» Excerpted records:

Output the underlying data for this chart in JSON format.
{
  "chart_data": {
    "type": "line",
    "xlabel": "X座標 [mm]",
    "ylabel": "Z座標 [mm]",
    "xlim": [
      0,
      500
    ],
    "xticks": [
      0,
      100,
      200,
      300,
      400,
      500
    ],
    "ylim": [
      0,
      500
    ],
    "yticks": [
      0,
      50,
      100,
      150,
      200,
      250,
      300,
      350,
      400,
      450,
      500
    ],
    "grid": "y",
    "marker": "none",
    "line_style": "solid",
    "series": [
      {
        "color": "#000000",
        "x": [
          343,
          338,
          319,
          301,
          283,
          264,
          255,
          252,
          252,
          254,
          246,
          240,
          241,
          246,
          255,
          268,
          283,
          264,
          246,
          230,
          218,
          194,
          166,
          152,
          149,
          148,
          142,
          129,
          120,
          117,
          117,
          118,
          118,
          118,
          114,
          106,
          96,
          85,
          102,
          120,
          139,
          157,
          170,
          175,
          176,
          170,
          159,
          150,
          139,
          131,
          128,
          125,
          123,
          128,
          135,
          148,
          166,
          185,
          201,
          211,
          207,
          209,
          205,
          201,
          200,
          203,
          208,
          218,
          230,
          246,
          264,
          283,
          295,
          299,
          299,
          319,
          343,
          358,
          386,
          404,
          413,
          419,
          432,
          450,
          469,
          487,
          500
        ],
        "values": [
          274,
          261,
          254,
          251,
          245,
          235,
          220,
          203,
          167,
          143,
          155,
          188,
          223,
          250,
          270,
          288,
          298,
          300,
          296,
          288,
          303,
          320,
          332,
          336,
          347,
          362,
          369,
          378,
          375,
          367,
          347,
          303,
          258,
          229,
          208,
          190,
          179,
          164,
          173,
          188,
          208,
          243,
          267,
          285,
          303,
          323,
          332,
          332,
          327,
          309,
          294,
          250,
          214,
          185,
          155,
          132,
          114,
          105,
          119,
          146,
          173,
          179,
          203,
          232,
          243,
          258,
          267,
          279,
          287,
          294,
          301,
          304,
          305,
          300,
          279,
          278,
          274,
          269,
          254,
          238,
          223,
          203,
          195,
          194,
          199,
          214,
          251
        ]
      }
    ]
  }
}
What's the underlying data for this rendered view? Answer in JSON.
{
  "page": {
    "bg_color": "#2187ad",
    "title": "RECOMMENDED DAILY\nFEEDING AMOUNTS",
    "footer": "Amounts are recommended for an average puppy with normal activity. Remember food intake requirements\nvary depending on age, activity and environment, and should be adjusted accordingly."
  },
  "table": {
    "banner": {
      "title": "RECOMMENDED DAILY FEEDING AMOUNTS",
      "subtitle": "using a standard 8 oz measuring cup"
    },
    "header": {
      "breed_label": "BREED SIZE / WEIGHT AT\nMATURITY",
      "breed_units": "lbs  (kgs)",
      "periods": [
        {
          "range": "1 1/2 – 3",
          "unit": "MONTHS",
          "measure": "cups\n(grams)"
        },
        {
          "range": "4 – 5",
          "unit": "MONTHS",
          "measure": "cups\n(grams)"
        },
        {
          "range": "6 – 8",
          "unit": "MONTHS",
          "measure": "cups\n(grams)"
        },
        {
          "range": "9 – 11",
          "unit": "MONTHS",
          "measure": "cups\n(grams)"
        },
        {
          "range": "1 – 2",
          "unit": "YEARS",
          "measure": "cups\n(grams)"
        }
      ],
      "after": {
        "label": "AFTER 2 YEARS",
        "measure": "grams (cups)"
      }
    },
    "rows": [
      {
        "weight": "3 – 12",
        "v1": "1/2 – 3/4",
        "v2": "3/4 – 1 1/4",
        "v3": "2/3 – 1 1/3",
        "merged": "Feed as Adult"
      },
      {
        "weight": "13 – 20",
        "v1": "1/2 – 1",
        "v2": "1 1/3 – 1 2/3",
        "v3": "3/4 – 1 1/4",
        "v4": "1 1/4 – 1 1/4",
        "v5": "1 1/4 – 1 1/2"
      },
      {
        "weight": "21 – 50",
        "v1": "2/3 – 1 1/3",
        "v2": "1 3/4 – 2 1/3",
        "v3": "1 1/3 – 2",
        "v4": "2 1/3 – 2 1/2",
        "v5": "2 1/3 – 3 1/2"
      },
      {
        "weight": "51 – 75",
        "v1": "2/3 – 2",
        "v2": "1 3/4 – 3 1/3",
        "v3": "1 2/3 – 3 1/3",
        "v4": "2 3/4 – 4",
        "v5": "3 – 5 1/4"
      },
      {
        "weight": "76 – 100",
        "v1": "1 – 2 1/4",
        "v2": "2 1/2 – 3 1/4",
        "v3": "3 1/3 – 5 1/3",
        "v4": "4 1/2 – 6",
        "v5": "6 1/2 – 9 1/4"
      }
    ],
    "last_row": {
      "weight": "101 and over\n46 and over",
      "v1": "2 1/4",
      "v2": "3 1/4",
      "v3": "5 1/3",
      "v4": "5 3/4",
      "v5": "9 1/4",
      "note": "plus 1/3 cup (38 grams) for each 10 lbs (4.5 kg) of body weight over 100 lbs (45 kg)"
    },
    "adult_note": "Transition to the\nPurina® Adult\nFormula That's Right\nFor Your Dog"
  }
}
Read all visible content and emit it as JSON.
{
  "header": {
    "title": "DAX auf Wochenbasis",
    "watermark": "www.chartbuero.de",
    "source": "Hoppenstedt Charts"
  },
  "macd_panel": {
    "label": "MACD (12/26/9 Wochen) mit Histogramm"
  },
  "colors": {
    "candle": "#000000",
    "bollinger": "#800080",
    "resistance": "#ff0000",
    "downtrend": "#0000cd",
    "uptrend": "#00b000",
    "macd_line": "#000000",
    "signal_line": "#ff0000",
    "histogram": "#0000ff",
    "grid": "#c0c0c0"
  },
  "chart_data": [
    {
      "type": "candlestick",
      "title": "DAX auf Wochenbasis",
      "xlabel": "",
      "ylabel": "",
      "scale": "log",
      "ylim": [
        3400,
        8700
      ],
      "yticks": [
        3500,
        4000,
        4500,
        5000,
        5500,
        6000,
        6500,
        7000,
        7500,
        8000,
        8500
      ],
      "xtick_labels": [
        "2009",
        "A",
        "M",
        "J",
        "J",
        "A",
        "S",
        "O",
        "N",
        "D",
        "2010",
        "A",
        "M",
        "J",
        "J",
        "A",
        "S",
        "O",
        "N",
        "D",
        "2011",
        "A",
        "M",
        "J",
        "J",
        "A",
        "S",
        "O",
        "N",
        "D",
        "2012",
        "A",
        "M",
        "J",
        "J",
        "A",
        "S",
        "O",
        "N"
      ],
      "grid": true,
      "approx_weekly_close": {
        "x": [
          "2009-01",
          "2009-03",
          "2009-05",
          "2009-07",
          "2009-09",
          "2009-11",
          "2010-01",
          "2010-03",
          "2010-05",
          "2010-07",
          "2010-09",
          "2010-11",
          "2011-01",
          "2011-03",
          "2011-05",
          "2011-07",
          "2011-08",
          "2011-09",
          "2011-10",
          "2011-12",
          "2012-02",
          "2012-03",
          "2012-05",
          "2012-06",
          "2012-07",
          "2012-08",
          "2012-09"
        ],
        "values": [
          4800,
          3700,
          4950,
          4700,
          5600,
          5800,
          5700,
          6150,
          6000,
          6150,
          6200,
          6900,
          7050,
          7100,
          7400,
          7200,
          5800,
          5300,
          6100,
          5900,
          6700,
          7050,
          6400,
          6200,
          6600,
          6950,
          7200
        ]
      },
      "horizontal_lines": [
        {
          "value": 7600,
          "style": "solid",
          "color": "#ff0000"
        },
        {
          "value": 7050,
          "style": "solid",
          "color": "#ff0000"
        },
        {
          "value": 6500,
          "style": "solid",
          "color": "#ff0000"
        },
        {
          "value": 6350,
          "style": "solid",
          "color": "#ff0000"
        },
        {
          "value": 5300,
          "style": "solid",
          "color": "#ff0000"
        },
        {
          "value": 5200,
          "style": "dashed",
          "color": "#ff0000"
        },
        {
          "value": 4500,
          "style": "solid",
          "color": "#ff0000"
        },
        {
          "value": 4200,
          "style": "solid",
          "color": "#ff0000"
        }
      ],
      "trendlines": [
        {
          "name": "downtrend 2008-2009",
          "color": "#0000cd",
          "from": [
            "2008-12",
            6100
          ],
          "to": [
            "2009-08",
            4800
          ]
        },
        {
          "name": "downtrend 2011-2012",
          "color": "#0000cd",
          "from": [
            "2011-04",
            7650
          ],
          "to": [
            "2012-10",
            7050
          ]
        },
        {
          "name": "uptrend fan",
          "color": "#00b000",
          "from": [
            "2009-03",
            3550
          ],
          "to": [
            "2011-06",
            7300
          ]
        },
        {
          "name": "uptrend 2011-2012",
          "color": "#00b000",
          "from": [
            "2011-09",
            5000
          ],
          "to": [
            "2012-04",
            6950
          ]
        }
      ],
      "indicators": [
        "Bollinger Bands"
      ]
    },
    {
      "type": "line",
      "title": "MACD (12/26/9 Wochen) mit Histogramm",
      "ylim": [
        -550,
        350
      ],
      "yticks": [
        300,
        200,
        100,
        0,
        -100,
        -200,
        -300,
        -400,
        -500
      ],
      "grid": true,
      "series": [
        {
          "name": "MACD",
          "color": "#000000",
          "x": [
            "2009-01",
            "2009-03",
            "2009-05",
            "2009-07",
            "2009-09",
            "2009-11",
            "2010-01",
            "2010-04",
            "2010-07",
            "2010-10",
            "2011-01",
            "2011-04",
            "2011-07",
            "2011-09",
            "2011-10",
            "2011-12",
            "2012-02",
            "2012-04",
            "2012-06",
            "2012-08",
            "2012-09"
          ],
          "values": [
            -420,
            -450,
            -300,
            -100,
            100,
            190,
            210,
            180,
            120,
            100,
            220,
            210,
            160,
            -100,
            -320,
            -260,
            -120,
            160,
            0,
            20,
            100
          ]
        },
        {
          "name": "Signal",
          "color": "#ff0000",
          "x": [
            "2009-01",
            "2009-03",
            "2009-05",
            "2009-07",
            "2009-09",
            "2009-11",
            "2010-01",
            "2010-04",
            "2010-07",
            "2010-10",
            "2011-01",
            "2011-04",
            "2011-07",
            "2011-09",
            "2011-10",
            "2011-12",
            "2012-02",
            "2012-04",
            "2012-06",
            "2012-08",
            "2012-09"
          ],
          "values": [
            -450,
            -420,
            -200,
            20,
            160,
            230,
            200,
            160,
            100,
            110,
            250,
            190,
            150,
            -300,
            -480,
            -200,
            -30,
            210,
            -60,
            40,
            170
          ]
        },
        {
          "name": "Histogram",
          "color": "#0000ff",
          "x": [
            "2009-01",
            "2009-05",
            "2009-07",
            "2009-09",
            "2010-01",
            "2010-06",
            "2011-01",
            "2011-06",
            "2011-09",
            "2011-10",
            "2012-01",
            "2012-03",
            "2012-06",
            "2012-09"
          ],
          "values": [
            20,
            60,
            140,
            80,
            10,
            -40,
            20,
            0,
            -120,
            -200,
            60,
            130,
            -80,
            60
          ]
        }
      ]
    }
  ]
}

» Task details:
In the records above, how many lines include the string "range"? Answer with only the number.

» Solution:
5